Task: Look through the data below. Collect every line where the word "analytical" occurs.
-----
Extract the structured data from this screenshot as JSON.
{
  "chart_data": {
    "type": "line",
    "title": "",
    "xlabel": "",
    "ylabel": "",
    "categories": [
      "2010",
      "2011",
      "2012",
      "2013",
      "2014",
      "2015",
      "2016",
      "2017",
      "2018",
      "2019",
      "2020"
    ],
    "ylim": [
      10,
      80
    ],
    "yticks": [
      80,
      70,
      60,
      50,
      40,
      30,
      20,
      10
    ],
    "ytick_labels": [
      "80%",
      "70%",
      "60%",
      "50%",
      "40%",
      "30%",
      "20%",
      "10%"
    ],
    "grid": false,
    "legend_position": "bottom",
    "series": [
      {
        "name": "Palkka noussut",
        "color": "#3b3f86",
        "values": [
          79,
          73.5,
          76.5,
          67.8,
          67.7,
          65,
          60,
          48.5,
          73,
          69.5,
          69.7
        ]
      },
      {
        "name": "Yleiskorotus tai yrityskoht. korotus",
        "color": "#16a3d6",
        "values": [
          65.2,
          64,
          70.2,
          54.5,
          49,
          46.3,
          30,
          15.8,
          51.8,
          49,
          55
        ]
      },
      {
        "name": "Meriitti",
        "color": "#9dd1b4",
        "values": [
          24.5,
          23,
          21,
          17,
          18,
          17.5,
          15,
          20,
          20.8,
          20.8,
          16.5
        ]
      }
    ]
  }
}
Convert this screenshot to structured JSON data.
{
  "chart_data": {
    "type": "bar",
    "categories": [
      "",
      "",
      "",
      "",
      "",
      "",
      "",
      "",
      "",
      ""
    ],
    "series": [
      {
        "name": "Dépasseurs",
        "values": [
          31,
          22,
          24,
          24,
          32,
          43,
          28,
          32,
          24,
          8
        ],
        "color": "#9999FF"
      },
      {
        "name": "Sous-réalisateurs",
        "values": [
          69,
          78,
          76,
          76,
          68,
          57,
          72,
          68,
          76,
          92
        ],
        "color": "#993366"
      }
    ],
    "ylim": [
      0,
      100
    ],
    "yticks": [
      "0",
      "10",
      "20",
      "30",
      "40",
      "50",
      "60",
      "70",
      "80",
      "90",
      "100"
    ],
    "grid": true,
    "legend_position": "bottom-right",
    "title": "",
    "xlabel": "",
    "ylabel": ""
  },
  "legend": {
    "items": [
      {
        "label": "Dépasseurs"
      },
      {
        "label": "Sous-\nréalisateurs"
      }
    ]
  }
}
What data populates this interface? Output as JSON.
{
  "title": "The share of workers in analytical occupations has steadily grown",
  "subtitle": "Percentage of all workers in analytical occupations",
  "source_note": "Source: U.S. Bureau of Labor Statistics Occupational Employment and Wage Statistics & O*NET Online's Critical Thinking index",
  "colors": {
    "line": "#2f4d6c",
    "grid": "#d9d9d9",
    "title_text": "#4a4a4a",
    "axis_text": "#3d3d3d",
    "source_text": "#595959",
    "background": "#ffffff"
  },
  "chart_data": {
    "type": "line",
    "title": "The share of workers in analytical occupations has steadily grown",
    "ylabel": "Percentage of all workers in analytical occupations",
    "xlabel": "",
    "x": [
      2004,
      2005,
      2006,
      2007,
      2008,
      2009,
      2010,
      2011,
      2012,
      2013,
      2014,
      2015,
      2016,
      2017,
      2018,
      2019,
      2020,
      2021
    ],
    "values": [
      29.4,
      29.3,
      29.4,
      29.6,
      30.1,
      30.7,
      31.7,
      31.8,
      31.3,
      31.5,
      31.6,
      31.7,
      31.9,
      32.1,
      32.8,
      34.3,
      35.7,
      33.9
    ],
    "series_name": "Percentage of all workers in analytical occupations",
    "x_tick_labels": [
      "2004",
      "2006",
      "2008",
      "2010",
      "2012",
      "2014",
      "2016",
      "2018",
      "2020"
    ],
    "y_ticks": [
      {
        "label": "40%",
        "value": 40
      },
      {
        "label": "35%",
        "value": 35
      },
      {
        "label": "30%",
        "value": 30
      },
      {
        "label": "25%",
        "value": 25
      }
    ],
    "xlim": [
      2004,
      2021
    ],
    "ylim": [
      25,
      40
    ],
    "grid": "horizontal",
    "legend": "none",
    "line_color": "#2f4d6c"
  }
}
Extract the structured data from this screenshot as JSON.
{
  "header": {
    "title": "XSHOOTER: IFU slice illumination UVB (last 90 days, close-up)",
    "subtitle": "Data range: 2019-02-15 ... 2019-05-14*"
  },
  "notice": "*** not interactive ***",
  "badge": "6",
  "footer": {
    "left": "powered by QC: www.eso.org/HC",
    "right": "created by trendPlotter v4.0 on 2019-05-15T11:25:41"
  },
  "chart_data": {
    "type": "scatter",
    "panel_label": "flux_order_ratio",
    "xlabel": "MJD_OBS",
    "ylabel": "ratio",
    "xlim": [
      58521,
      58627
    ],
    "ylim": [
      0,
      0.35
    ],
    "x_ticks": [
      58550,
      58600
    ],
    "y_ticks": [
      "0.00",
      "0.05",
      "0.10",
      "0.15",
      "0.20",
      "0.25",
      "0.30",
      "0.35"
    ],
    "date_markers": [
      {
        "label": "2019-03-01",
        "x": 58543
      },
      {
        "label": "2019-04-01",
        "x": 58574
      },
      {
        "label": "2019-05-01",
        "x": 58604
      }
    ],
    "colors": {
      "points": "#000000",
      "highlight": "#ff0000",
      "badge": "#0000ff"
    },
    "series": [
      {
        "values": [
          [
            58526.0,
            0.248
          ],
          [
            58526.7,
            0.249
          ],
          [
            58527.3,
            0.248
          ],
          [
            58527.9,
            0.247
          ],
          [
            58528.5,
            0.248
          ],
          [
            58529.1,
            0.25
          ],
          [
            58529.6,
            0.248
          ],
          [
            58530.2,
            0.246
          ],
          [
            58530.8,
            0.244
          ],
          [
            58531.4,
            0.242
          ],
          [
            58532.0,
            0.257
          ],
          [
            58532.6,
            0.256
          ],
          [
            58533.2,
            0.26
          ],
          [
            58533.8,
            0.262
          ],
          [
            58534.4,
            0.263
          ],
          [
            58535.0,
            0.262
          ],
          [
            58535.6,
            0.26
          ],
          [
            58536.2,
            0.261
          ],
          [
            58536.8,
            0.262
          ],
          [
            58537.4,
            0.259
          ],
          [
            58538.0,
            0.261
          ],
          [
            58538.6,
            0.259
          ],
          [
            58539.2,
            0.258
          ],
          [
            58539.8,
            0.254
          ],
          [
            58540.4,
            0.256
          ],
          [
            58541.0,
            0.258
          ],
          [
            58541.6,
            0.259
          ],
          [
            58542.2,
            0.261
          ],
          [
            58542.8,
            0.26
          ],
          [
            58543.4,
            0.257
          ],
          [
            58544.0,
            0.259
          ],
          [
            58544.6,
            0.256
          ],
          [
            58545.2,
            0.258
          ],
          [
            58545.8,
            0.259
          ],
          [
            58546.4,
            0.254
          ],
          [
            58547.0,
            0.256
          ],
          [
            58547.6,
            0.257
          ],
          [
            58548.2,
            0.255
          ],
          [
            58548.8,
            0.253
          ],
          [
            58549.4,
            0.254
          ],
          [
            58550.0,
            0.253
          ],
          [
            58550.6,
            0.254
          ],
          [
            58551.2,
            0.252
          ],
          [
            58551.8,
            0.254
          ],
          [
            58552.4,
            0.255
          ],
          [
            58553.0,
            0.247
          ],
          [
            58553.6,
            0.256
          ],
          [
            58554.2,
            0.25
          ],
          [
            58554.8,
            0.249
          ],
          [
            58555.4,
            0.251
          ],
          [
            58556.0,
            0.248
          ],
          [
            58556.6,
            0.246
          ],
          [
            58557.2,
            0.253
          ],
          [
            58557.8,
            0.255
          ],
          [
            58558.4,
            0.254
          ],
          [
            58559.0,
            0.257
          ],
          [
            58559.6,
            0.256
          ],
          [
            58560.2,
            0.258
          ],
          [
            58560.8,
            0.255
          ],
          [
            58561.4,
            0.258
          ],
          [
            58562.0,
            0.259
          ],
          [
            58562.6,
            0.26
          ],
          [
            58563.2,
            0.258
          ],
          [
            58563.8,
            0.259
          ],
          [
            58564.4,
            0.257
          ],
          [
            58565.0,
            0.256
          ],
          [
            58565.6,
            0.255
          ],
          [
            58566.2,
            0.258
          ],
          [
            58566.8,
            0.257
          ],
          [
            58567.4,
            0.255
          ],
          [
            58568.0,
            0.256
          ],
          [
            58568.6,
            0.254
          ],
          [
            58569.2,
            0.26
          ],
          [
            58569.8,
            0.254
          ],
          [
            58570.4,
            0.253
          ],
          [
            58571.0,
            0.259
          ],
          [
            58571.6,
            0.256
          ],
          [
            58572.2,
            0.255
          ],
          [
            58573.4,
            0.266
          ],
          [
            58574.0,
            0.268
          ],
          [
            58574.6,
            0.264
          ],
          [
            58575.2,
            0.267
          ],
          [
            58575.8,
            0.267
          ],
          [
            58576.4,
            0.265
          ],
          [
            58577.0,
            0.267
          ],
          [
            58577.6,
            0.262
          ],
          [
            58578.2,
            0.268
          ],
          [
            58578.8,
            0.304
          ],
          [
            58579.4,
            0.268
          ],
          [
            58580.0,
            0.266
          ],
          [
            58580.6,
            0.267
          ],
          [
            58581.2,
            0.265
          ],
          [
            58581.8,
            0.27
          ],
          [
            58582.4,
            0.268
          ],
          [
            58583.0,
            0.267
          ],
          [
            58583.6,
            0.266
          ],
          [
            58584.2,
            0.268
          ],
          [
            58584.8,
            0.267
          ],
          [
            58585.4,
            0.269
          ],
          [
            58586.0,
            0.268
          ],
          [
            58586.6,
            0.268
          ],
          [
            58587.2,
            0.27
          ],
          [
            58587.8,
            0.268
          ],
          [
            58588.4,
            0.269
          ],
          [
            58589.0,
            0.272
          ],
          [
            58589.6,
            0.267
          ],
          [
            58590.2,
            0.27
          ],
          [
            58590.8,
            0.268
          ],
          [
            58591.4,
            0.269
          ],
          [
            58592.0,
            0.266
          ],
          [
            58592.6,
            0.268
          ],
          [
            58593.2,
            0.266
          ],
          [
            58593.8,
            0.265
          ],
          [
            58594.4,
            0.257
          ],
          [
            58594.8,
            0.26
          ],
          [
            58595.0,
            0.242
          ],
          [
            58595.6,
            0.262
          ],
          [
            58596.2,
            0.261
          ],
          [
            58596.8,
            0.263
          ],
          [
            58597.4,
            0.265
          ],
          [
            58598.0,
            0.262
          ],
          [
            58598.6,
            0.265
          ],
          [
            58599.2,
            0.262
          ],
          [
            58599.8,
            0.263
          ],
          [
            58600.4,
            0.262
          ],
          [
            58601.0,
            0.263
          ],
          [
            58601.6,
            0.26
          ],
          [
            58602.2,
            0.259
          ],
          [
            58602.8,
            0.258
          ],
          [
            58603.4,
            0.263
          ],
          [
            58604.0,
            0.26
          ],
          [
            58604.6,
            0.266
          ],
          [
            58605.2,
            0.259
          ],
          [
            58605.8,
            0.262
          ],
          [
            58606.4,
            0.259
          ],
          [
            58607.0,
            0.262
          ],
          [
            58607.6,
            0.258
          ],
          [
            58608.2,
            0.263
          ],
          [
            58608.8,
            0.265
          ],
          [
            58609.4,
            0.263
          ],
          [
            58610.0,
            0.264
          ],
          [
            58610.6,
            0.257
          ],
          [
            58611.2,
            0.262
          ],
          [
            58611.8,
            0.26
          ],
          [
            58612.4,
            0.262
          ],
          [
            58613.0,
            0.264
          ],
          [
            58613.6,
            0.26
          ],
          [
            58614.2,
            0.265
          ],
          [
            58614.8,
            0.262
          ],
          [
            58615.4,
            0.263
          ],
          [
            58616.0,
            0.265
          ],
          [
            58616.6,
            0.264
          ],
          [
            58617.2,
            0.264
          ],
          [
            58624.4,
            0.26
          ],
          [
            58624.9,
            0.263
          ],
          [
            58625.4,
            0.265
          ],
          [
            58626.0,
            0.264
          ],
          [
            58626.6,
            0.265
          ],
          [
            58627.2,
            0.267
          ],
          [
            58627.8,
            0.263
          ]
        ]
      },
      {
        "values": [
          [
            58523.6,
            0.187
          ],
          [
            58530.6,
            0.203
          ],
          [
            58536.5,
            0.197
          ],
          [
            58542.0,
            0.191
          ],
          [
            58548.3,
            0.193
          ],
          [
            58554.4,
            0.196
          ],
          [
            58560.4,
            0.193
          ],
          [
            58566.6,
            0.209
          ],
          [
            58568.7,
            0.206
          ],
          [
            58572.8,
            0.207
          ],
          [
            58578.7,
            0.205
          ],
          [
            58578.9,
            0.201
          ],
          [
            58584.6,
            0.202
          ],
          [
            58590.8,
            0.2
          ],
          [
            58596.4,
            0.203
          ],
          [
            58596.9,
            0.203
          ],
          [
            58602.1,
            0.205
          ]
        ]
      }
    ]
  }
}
-----
Finished answer:
  "title": "The share of workers in analytical occupations has steadily grown",
  "subtitle": "Percentage of all workers in analytical occupations",
    "title": "The share of workers in analytical occupations has steadily grown",
    "ylabel": "Percentage of all workers in analytical occupations",
    "series_name": "Percentage of all workers in analytical occupations",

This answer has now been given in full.